GIVEN REQUEST ::
Copy every line of the following material without changing anything.

(Dataset rows)
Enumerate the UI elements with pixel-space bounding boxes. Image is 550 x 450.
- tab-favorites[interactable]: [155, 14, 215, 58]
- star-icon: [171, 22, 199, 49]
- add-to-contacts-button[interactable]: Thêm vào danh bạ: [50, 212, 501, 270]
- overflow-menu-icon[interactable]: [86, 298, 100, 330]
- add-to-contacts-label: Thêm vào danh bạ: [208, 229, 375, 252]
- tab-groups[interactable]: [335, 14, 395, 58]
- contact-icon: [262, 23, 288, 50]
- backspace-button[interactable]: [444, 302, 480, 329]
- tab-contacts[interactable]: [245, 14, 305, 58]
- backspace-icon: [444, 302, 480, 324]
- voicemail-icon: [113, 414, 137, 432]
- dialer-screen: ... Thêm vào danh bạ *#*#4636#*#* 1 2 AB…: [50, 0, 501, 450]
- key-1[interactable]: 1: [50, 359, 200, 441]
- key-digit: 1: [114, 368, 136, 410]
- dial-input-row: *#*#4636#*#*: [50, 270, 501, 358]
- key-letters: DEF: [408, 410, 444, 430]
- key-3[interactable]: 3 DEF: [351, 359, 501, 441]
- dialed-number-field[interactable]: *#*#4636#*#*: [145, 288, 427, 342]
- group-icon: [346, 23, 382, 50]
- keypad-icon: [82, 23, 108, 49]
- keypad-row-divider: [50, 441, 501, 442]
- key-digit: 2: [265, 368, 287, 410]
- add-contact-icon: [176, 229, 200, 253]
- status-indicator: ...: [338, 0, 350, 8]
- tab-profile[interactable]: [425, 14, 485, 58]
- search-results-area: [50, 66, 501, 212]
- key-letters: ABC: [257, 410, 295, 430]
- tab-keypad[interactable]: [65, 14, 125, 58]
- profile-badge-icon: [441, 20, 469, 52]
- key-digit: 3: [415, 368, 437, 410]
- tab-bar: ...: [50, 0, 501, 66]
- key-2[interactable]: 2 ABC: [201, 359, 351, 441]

TASK SOLUTION ::
Enumerate the UI elements with pixel-space bounding boxes. Image is 550 x 450.
- tab-favorites[interactable]: [155, 14, 215, 58]
- star-icon: [171, 22, 199, 49]
- add-to-contacts-button[interactable]: Thêm vào danh bạ: [50, 212, 501, 270]
- overflow-menu-icon[interactable]: [86, 298, 100, 330]
- add-to-contacts-label: Thêm vào danh bạ: [208, 229, 375, 252]
- tab-groups[interactable]: [335, 14, 395, 58]
- contact-icon: [262, 23, 288, 50]
- backspace-button[interactable]: [444, 302, 480, 329]
- tab-contacts[interactable]: [245, 14, 305, 58]
- backspace-icon: [444, 302, 480, 324]
- voicemail-icon: [113, 414, 137, 432]
- dialer-screen: ... Thêm vào danh bạ *#*#4636#*#* 1 2 AB…: [50, 0, 501, 450]
- key-1[interactable]: 1: [50, 359, 200, 441]
- key-digit: 1: [114, 368, 136, 410]
- dial-input-row: *#*#4636#*#*: [50, 270, 501, 358]
- key-letters: DEF: [408, 410, 444, 430]
- key-3[interactable]: 3 DEF: [351, 359, 501, 441]
- dialed-number-field[interactable]: *#*#4636#*#*: [145, 288, 427, 342]
- group-icon: [346, 23, 382, 50]
- keypad-icon: [82, 23, 108, 49]
- keypad-row-divider: [50, 441, 501, 442]
- key-digit: 2: [265, 368, 287, 410]
- add-contact-icon: [176, 229, 200, 253]
- status-indicator: ...: [338, 0, 350, 8]
- tab-profile[interactable]: [425, 14, 485, 58]
- search-results-area: [50, 66, 501, 212]
- key-letters: ABC: [257, 410, 295, 430]
- tab-keypad[interactable]: [65, 14, 125, 58]
- profile-badge-icon: [441, 20, 469, 52]
- key-digit: 3: [415, 368, 437, 410]
- tab-bar: ...: [50, 0, 501, 66]
- key-2[interactable]: 2 ABC: [201, 359, 351, 441]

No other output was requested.